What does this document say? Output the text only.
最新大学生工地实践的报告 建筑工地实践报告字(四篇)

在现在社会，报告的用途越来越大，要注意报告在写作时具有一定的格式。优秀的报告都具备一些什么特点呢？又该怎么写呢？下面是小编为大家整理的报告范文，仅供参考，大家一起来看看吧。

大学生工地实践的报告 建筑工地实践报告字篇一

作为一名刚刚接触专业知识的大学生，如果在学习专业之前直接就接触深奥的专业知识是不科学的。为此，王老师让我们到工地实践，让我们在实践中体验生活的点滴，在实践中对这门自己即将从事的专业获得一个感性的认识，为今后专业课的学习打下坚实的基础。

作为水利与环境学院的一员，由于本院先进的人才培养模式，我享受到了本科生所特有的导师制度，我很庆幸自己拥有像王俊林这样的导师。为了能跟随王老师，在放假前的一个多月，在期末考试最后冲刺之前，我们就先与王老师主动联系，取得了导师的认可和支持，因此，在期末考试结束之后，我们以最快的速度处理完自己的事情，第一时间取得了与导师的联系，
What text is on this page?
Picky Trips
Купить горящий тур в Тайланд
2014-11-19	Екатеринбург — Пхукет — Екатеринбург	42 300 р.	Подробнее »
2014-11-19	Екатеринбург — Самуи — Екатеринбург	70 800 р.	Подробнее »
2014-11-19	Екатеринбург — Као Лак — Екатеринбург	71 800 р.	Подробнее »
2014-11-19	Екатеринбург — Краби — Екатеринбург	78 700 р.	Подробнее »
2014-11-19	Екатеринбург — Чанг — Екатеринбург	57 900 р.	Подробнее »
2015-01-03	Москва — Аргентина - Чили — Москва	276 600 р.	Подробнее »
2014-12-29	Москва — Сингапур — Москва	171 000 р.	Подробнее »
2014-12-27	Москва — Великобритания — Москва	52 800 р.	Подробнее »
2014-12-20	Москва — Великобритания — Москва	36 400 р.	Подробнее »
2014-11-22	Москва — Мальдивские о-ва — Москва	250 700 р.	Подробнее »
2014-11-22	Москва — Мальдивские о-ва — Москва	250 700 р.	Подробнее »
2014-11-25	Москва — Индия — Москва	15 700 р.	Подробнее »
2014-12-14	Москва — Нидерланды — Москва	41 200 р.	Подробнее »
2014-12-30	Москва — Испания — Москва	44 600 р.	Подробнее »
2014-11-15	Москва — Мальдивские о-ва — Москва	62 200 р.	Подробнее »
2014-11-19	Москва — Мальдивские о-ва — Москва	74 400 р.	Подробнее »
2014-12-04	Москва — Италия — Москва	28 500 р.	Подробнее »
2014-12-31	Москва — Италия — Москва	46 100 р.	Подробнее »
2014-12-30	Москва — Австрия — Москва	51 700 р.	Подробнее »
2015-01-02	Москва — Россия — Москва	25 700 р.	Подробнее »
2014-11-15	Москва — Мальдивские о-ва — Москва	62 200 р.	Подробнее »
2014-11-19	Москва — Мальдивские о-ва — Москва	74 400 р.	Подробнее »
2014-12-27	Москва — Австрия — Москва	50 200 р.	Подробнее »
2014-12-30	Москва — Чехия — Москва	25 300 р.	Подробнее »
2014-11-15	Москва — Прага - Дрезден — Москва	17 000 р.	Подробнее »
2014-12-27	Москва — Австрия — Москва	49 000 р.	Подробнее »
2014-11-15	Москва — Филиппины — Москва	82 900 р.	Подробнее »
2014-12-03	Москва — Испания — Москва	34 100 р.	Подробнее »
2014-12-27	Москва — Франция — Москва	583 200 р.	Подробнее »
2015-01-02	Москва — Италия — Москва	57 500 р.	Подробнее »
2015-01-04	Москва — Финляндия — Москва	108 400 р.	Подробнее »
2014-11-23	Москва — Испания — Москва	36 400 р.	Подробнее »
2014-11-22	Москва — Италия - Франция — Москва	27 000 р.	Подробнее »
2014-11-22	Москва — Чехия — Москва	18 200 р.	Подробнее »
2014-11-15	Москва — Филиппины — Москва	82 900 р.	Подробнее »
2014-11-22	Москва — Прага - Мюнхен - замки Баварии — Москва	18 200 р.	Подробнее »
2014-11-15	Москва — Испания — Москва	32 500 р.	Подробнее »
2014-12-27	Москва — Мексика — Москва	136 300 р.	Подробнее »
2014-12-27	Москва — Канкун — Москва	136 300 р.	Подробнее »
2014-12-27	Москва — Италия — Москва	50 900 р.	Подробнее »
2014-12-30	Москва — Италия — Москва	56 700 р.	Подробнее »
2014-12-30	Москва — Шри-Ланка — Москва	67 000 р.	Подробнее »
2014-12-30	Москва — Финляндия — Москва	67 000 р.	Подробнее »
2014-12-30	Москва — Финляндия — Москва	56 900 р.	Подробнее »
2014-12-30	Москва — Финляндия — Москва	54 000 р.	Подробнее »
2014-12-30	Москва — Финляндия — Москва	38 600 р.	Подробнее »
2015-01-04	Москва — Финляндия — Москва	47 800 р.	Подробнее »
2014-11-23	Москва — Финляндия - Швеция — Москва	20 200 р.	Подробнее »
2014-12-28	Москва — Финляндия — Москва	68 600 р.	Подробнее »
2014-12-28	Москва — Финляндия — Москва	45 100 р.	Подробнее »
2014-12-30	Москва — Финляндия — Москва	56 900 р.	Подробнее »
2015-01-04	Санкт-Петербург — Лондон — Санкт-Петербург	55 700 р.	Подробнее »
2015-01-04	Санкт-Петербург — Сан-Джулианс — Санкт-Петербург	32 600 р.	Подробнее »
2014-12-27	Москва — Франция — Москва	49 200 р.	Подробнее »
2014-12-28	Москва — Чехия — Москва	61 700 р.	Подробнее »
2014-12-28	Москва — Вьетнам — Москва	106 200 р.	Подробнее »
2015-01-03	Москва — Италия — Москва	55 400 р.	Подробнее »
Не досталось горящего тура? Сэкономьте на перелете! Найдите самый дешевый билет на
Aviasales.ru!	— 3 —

EXERCISE AIM -
Everything in the listing above should be restated exactly.

WORKED ANSWER -
What does this document say? Output the text only.
最新大学生工地实践的报告 建筑工地实践报告字(四篇)

在现在社会，报告的用途越来越大，要注意报告在写作时具有一定的格式。优秀的报告都具备一些什么特点呢？又该怎么写呢？下面是小编为大家整理的报告范文，仅供参考，大家一起来看看吧。

大学生工地实践的报告 建筑工地实践报告字篇一

作为一名刚刚接触专业知识的大学生，如果在学习专业之前直接就接触深奥的专业知识是不科学的。为此，王老师让我们到工地实践，让我们在实践中体验生活的点滴，在实践中对这门自己即将从事的专业获得一个感性的认识，为今后专业课的学习打下坚实的基础。

作为水利与环境学院的一员，由于本院先进的人才培养模式，我享受到了本科生所特有的导师制度，我很庆幸自己拥有像王俊林这样的导师。为了能跟随王老师，在放假前的一个多月，在期末考试最后冲刺之前，我们就先与王老师主动联系，取得了导师的认可和支持，因此，在期末考试结束之后，我们以最快的速度处理完自己的事情，第一时间取得了与导师的联系，
What text is on this page?
Picky Trips
Купить горящий тур в Тайланд
2014-11-19	Екатеринбург — Пхукет — Екатеринбург	42 300 р.	Подробнее »
2014-11-19	Екатеринбург — Самуи — Екатеринбург	70 800 р.	Подробнее »
2014-11-19	Екатеринбург — Као Лак — Екатеринбург	71 800 р.	Подробнее »
2014-11-19	Екатеринбург — Краби — Екатеринбург	78 700 р.	Подробнее »
2014-11-19	Екатеринбург — Чанг — Екатеринбург	57 900 р.	Подробнее »
2015-01-03	Москва — Аргентина - Чили — Москва	276 600 р.	Подробнее »
2014-12-29	Москва — Сингапур — Москва	171 000 р.	Подробнее »
2014-12-27	Москва — Великобритания — Москва	52 800 р.	Подробнее »
2014-12-20	Москва — Великобритания — Москва	36 400 р.	Подробнее »
2014-11-22	Москва — Мальдивские о-ва — Москва	250 700 р.	Подробнее »
2014-11-22	Москва — Мальдивские о-ва — Москва	250 700 р.	Подробнее »
2014-11-25	Москва — Индия — Москва	15 700 р.	Подробнее »
2014-12-14	Москва — Нидерланды — Москва	41 200 р.	Подробнее »
2014-12-30	Москва — Испания — Москва	44 600 р.	Подробнее »
2014-11-15	Москва — Мальдивские о-ва — Москва	62 200 р.	Подробнее »
2014-11-19	Москва — Мальдивские о-ва — Москва	74 400 р.	Подробнее »
2014-12-04	Москва — Италия — Москва	28 500 р.	Подробнее »
2014-12-31	Москва — Италия — Москва	46 100 р.	Подробнее »
2014-12-30	Москва — Австрия — Москва	51 700 р.	Подробнее »
2015-01-02	Москва — Россия — Москва	25 700 р.	Подробнее »
2014-11-15	Москва — Мальдивские о-ва — Москва	62 200 р.	Подробнее »
2014-11-19	Москва — Мальдивские о-ва — Москва	74 400 р.	Подробнее »
2014-12-27	Москва — Австрия — Москва	50 200 р.	Подробнее »
2014-12-30	Москва — Чехия — Москва	25 300 р.	Подробнее »
2014-11-15	Москва — Прага - Дрезден — Москва	17 000 р.	Подробнее »
2014-12-27	Москва — Австрия — Москва	49 000 р.	Подробнее »
2014-11-15	Москва — Филиппины — Москва	82 900 р.	Подробнее »
2014-12-03	Москва — Испания — Москва	34 100 р.	Подробнее »
2014-12-27	Москва — Франция — Москва	583 200 р.	Подробнее »
2015-01-02	Москва — Италия — Москва	57 500 р.	Подробнее »
2015-01-04	Москва — Финляндия — Москва	108 400 р.	Подробнее »
2014-11-23	Москва — Испания — Москва	36 400 р.	Подробнее »
2014-11-22	Москва — Италия - Франция — Москва	27 000 р.	Подробнее »
2014-11-22	Москва — Чехия — Москва	18 200 р.	Подробнее »
2014-11-15	Москва — Филиппины — Москва	82 900 р.	Подробнее »
2014-11-22	Москва — Прага - Мюнхен - замки Баварии — Москва	18 200 р.	Подробнее »
2014-11-15	Москва — Испания — Москва	32 500 р.	Подробнее »
2014-12-27	Москва — Мексика — Москва	136 300 р.	Подробнее »
2014-12-27	Москва — Канкун — Москва	136 300 р.	Подробнее »
2014-12-27	Москва — Италия — Москва	50 900 р.	Подробнее »
2014-12-30	Москва — Италия — Москва	56 700 р.	Подробнее »
2014-12-30	Москва — Шри-Ланка — Москва	67 000 р.	Подробнее »
2014-12-30	Москва — Финляндия — Москва	67 000 р.	Подробнее »
2014-12-30	Москва — Финляндия — Москва	56 900 р.	Подробнее »
2014-12-30	Москва — Финляндия — Москва	54 000 р.	Подробнее »
2014-12-30	Москва — Финляндия — Москва	38 600 р.	Подробнее »
2015-01-04	Москва — Финляндия — Москва	47 800 р.	Подробнее »
2014-11-23	Москва — Финляндия - Швеция — Москва	20 200 р.	Подробнее »
2014-12-28	Москва — Финляндия — Москва	68 600 р.	Подробнее »
2014-12-28	Москва — Финляндия — Москва	45 100 р.	Подробнее »
2014-12-30	Москва — Финляндия — Москва	56 900 р.	Подробнее »
2015-01-04	Санкт-Петербург — Лондон — Санкт-Петербург	55 700 р.	Подробнее »
2015-01-04	Санкт-Петербург — Сан-Джулианс — Санкт-Петербург	32 600 р.	Подробнее »
2014-12-27	Москва — Франция — Москва	49 200 р.	Подробнее »
2014-12-28	Москва — Чехия — Москва	61 700 р.	Подробнее »
2014-12-28	Москва — Вьетнам — Москва	106 200 р.	Подробнее »
2015-01-03	Москва — Италия — Москва	55 400 р.	Подробнее »
Не досталось горящего тура? Сэкономьте на перелете! Найдите самый дешевый билет на
Aviasales.ru!	— 3 —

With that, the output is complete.